Work to complete -
Return each line of the data below verbatim; pictures are to be left out.

Provided records -

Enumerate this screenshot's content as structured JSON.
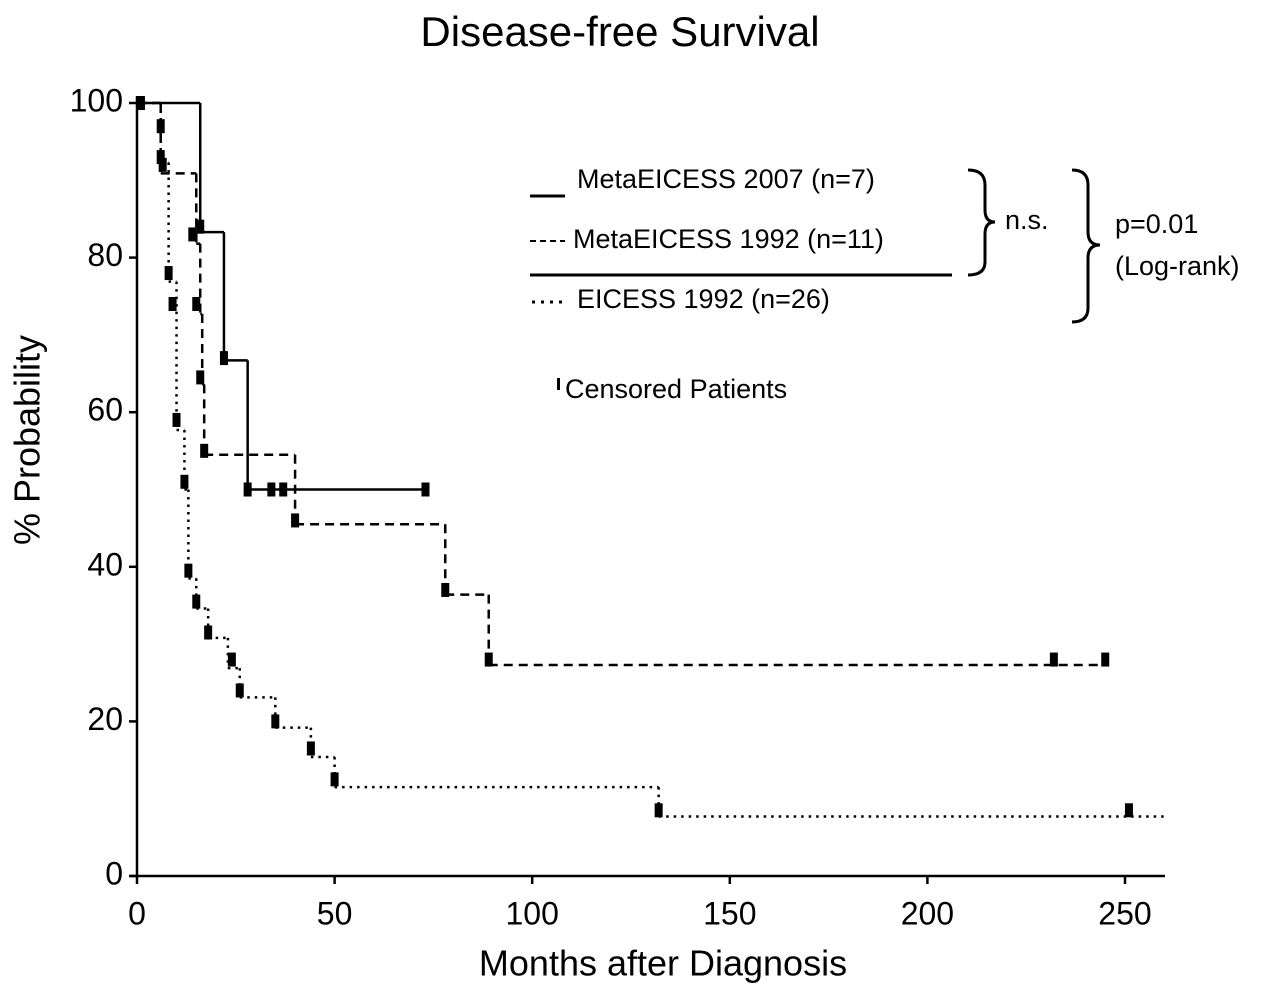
{
  "chart_data": {
    "type": "step",
    "title": "Disease-free Survival",
    "x_label": "Months after Diagnosis",
    "y_label": "% Probability",
    "xlim": [
      0,
      260
    ],
    "xticks": [
      0,
      50,
      100,
      150,
      200,
      250
    ],
    "ylim": [
      0,
      100
    ],
    "yticks": [
      0,
      20,
      40,
      60,
      80,
      100
    ],
    "grid": false,
    "series": [
      {
        "name": "MetaEICESS 2007 (n=7)",
        "color": "#000000",
        "line_style": "solid",
        "x": [
          0,
          16,
          22,
          28,
          73
        ],
        "values": [
          100,
          83.3,
          66.7,
          50,
          50
        ],
        "censored_x": [
          1,
          16,
          22,
          28,
          34,
          37,
          73
        ],
        "censored_values": [
          100,
          84,
          67,
          50,
          50,
          50,
          50
        ]
      },
      {
        "name": "MetaEICESS 1992 (n=11)",
        "color": "#000000",
        "line_style": "dashed",
        "x": [
          0,
          6,
          15,
          16,
          16.5,
          17,
          40,
          78,
          89,
          245
        ],
        "values": [
          100,
          90.9,
          81.8,
          72.7,
          63.6,
          54.5,
          45.5,
          36.4,
          27.3,
          27.3
        ],
        "censored_x": [
          6,
          14,
          15,
          16,
          17,
          40,
          78,
          89,
          232,
          245
        ],
        "censored_values": [
          93,
          83,
          74,
          64.5,
          55,
          46,
          37,
          28,
          28,
          28
        ]
      },
      {
        "name": "EICESS 1992 (n=26)",
        "color": "#000000",
        "line_style": "dotted",
        "x": [
          0,
          6,
          8,
          10,
          12,
          13,
          15,
          18,
          23,
          26,
          35,
          44,
          50,
          132,
          260
        ],
        "values": [
          100,
          92.3,
          76.9,
          57.7,
          50,
          38.5,
          34.6,
          30.8,
          26.9,
          23.1,
          19.2,
          15.4,
          11.5,
          7.7,
          7.7
        ],
        "censored_x": [
          6,
          6.5,
          8,
          9,
          10,
          12,
          13,
          15,
          18,
          24,
          26,
          35,
          44,
          50,
          132,
          251
        ],
        "censored_values": [
          97,
          92,
          78,
          74,
          59,
          51,
          39.5,
          35.5,
          31.5,
          28,
          24,
          20,
          16.5,
          12.5,
          8.5,
          8.5
        ]
      }
    ],
    "annotations": [
      "n.s.",
      "p=0.01",
      "(Log-rank)",
      "Censored Patients"
    ]
  }
}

Exercise result -
Enumerate this screenshot's content as structured JSON.
{
  "chart_data": {
    "type": "step",
    "title": "Disease-free Survival",
    "x_label": "Months after Diagnosis",
    "y_label": "% Probability",
    "xlim": [
      0,
      260
    ],
    "xticks": [
      0,
      50,
      100,
      150,
      200,
      250
    ],
    "ylim": [
      0,
      100
    ],
    "yticks": [
      0,
      20,
      40,
      60,
      80,
      100
    ],
    "grid": false,
    "series": [
      {
        "name": "MetaEICESS 2007 (n=7)",
        "color": "#000000",
        "line_style": "solid",
        "x": [
          0,
          16,
          22,
          28,
          73
        ],
        "values": [
          100,
          83.3,
          66.7,
          50,
          50
        ],
        "censored_x": [
          1,
          16,
          22,
          28,
          34,
          37,
          73
        ],
        "censored_values": [
          100,
          84,
          67,
          50,
          50,
          50,
          50
        ]
      },
      {
        "name": "MetaEICESS 1992 (n=11)",
        "color": "#000000",
        "line_style": "dashed",
        "x": [
          0,
          6,
          15,
          16,
          16.5,
          17,
          40,
          78,
          89,
          245
        ],
        "values": [
          100,
          90.9,
          81.8,
          72.7,
          63.6,
          54.5,
          45.5,
          36.4,
          27.3,
          27.3
        ],
        "censored_x": [
          6,
          14,
          15,
          16,
          17,
          40,
          78,
          89,
          232,
          245
        ],
        "censored_values": [
          93,
          83,
          74,
          64.5,
          55,
          46,
          37,
          28,
          28,
          28
        ]
      },
      {
        "name": "EICESS 1992 (n=26)",
        "color": "#000000",
        "line_style": "dotted",
        "x": [
          0,
          6,
          8,
          10,
          12,
          13,
          15,
          18,
          23,
          26,
          35,
          44,
          50,
          132,
          260
        ],
        "values": [
          100,
          92.3,
          76.9,
          57.7,
          50,
          38.5,
          34.6,
          30.8,
          26.9,
          23.1,
          19.2,
          15.4,
          11.5,
          7.7,
          7.7
        ],
        "censored_x": [
          6,
          6.5,
          8,
          9,
          10,
          12,
          13,
          15,
          18,
          24,
          26,
          35,
          44,
          50,
          132,
          251
        ],
        "censored_values": [
          97,
          92,
          78,
          74,
          59,
          51,
          39.5,
          35.5,
          31.5,
          28,
          24,
          20,
          16.5,
          12.5,
          8.5,
          8.5
        ]
      }
    ],
    "annotations": [
      "n.s.",
      "p=0.01",
      "(Log-rank)",
      "Censored Patients"
    ]
  }
}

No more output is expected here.